#### SUPPLIED DATA ####
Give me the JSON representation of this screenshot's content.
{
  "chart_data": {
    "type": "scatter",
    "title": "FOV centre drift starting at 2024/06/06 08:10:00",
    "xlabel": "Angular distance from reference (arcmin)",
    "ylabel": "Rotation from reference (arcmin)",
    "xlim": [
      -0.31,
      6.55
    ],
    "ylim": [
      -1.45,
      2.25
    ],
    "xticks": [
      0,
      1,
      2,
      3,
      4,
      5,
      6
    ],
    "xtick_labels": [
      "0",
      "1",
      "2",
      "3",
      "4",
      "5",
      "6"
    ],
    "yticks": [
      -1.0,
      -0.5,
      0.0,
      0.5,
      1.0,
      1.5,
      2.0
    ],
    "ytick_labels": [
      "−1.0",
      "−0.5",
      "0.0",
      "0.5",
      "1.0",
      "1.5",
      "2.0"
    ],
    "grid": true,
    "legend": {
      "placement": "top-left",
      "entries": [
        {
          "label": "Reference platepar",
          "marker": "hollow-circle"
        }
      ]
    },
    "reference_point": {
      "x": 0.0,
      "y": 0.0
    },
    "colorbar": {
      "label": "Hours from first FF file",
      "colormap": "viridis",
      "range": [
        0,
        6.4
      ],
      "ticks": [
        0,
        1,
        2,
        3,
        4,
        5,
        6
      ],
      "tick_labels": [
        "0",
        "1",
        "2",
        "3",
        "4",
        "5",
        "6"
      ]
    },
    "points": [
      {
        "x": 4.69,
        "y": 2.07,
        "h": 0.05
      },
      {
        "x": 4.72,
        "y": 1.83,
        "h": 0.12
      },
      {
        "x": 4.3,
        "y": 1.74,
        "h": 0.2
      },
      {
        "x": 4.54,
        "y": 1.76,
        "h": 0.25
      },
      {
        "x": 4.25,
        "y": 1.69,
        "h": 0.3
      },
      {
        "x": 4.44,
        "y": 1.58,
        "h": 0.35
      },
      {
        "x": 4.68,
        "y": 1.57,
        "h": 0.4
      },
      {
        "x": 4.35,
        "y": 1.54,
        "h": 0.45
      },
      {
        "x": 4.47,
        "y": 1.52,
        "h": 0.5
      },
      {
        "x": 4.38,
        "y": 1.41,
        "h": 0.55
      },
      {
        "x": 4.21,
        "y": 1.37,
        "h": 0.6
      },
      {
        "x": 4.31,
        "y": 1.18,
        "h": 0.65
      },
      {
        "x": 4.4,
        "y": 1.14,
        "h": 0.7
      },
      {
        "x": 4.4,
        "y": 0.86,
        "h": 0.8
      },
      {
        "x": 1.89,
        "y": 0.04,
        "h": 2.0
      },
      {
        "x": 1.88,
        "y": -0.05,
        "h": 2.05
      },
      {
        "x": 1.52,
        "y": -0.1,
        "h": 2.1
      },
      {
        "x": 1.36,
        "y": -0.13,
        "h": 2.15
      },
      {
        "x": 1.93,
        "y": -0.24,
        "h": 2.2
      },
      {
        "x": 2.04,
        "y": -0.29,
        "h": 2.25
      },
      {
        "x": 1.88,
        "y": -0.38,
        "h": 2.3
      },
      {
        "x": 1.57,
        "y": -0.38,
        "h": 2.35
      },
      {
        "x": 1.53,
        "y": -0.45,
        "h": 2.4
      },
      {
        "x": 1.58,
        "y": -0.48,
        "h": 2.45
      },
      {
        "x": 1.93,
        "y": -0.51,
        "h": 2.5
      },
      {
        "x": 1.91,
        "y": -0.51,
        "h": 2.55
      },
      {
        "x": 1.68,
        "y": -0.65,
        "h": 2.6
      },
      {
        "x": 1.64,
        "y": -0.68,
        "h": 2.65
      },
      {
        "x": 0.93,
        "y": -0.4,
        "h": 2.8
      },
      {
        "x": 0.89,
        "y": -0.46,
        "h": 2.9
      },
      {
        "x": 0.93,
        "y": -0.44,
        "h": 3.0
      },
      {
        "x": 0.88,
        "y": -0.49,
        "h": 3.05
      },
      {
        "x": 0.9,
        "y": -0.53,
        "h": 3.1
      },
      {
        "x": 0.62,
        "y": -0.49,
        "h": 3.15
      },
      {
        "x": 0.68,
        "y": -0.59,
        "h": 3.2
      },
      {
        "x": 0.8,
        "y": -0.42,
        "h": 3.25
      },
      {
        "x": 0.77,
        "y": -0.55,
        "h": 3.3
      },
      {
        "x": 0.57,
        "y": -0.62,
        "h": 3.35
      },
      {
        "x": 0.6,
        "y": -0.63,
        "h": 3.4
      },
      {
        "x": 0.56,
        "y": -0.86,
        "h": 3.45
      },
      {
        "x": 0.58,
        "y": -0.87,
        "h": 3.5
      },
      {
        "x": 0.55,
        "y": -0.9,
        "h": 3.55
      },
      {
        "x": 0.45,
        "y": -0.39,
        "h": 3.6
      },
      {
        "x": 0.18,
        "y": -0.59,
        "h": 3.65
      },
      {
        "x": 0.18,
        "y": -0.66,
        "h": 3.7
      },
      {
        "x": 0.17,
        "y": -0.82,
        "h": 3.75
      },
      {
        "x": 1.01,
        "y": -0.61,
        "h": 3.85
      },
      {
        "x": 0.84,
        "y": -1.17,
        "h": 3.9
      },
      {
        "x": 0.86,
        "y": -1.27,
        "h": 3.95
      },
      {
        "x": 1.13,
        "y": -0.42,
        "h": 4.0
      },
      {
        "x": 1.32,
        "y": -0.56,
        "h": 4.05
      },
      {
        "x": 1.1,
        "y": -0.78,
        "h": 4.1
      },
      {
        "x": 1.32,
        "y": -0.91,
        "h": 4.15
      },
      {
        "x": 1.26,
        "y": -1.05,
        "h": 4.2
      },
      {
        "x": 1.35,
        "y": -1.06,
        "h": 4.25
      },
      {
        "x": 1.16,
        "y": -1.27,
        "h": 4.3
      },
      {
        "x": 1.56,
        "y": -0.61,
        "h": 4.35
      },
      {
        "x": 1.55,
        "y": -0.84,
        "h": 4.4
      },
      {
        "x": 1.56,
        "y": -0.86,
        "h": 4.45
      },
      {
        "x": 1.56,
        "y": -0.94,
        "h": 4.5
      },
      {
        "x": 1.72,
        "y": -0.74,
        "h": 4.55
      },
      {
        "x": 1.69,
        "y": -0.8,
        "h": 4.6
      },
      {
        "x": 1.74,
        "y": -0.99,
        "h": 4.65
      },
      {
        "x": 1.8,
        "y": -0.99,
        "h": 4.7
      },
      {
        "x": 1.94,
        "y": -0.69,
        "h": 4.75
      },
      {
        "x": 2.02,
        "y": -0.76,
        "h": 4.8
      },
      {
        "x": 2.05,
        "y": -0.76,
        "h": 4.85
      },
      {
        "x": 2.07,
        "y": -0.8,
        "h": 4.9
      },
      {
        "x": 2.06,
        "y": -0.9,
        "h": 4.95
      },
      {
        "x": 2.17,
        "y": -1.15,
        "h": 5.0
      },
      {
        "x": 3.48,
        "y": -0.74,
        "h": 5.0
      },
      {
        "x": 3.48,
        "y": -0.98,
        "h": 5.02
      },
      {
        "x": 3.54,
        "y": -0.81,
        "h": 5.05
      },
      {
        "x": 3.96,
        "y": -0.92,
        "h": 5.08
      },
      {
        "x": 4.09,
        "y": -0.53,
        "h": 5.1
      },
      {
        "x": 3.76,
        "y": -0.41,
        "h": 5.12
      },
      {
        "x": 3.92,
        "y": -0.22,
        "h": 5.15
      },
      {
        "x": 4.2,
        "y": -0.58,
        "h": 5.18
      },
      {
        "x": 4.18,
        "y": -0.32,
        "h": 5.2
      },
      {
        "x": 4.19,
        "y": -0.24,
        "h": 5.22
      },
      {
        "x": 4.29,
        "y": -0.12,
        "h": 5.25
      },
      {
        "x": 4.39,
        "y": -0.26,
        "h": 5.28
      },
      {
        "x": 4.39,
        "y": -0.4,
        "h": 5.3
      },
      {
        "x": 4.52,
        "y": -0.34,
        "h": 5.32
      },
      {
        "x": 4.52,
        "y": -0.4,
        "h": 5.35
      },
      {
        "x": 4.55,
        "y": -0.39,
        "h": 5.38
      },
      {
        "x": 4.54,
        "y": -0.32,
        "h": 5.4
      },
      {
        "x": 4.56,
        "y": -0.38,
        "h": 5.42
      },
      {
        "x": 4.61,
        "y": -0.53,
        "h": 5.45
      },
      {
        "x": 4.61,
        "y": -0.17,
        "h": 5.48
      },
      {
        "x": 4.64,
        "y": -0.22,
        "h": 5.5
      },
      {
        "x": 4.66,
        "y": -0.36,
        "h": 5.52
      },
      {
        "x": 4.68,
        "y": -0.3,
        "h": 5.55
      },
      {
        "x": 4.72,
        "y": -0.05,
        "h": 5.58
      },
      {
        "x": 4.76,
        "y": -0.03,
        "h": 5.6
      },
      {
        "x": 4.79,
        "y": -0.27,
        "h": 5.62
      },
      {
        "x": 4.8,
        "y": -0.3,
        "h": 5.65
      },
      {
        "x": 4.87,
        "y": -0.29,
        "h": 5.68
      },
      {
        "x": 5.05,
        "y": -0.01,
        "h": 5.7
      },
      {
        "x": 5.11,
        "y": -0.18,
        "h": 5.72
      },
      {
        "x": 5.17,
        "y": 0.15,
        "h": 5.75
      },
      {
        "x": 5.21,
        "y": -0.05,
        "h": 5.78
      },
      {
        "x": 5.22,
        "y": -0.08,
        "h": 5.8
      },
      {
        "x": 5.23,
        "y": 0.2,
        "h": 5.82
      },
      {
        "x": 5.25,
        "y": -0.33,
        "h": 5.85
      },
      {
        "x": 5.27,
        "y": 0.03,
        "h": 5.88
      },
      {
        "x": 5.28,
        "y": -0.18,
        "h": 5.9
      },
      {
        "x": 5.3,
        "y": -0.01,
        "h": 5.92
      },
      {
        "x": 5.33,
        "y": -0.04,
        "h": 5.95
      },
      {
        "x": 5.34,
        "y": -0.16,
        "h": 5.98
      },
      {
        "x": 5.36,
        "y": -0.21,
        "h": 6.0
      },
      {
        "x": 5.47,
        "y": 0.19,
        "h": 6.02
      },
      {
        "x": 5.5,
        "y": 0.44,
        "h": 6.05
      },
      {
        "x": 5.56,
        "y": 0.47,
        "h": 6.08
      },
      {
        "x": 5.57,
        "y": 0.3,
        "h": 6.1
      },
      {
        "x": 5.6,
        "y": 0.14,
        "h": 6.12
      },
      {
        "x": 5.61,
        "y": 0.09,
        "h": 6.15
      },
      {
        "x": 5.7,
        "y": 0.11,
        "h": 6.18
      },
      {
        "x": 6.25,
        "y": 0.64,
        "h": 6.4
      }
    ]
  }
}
####
TASK INSTRUCTIONS:
Return only the number of lines in the entries that contain the string "from".

ANSWER TO THE TASK:
3